* [WHAT NEEDS TO BE DONE] Print the complete set of entries exactly.
------------------------------------------------------------------------
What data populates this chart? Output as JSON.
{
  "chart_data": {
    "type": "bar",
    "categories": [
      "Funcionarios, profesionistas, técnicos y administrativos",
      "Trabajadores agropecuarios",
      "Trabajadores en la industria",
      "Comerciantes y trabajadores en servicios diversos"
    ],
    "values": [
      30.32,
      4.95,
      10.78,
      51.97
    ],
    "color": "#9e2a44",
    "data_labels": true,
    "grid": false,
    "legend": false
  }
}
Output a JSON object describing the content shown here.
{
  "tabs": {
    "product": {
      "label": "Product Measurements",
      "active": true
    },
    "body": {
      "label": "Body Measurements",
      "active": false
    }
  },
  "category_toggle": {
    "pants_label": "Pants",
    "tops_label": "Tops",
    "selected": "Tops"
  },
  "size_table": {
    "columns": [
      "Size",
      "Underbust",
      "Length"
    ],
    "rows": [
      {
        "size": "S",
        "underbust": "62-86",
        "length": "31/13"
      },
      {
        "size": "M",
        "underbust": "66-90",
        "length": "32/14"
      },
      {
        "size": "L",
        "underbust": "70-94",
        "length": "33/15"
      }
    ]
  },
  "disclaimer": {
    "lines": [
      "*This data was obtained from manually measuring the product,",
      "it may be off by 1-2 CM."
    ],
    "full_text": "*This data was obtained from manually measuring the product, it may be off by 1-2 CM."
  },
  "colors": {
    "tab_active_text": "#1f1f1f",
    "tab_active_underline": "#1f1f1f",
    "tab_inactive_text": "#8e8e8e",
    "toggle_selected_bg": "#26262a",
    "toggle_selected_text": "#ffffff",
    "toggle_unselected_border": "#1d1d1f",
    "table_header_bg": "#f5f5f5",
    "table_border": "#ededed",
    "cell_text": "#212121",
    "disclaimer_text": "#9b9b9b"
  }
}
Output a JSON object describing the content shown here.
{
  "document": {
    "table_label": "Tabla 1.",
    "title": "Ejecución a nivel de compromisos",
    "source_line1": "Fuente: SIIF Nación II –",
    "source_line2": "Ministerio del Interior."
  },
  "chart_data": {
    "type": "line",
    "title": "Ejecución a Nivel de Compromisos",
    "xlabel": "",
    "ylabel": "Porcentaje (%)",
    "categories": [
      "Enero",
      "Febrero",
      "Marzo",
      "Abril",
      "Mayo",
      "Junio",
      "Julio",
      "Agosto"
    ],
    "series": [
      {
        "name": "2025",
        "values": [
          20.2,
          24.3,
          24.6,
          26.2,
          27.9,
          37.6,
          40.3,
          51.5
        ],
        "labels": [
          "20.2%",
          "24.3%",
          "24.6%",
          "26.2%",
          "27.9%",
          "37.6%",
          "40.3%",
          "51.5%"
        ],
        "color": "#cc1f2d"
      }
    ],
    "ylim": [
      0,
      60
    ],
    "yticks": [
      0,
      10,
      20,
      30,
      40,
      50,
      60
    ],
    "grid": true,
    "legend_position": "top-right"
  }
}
------------------------------------------------------------------------
* [SOLUTION]
What data populates this chart? Output as JSON.
{
  "chart_data": {
    "type": "bar",
    "categories": [
      "Funcionarios, profesionistas, técnicos y administrativos",
      "Trabajadores agropecuarios",
      "Trabajadores en la industria",
      "Comerciantes y trabajadores en servicios diversos"
    ],
    "values": [
      30.32,
      4.95,
      10.78,
      51.97
    ],
    "color": "#9e2a44",
    "data_labels": true,
    "grid": false,
    "legend": false
  }
}
Output a JSON object describing the content shown here.
{
  "tabs": {
    "product": {
      "label": "Product Measurements",
      "active": true
    },
    "body": {
      "label": "Body Measurements",
      "active": false
    }
  },
  "category_toggle": {
    "pants_label": "Pants",
    "tops_label": "Tops",
    "selected": "Tops"
  },
  "size_table": {
    "columns": [
      "Size",
      "Underbust",
      "Length"
    ],
    "rows": [
      {
        "size": "S",
        "underbust": "62-86",
        "length": "31/13"
      },
      {
        "size": "M",
        "underbust": "66-90",
        "length": "32/14"
      },
      {
        "size": "L",
        "underbust": "70-94",
        "length": "33/15"
      }
    ]
  },
  "disclaimer": {
    "lines": [
      "*This data was obtained from manually measuring the product,",
      "it may be off by 1-2 CM."
    ],
    "full_text": "*This data was obtained from manually measuring the product, it may be off by 1-2 CM."
  },
  "colors": {
    "tab_active_text": "#1f1f1f",
    "tab_active_underline": "#1f1f1f",
    "tab_inactive_text": "#8e8e8e",
    "toggle_selected_bg": "#26262a",
    "toggle_selected_text": "#ffffff",
    "toggle_unselected_border": "#1d1d1f",
    "table_header_bg": "#f5f5f5",
    "table_border": "#ededed",
    "cell_text": "#212121",
    "disclaimer_text": "#9b9b9b"
  }
}
Output a JSON object describing the content shown here.
{
  "document": {
    "table_label": "Tabla 1.",
    "title": "Ejecución a nivel de compromisos",
    "source_line1": "Fuente: SIIF Nación II –",
    "source_line2": "Ministerio del Interior."
  },
  "chart_data": {
    "type": "line",
    "title": "Ejecución a Nivel de Compromisos",
    "xlabel": "",
    "ylabel": "Porcentaje (%)",
    "categories": [
      "Enero",
      "Febrero",
      "Marzo",
      "Abril",
      "Mayo",
      "Junio",
      "Julio",
      "Agosto"
    ],
    "series": [
      {
        "name": "2025",
        "values": [
          20.2,
          24.3,
          24.6,
          26.2,
          27.9,
          37.6,
          40.3,
          51.5
        ],
        "labels": [
          "20.2%",
          "24.3%",
          "24.6%",
          "26.2%",
          "27.9%",
          "37.6%",
          "40.3%",
          "51.5%"
        ],
        "color": "#cc1f2d"
      }
    ],
    "ylim": [
      0,
      60
    ],
    "yticks": [
      0,
      10,
      20,
      30,
      40,
      50,
      60
    ],
    "grid": true,
    "legend_position": "top-right"
  }
}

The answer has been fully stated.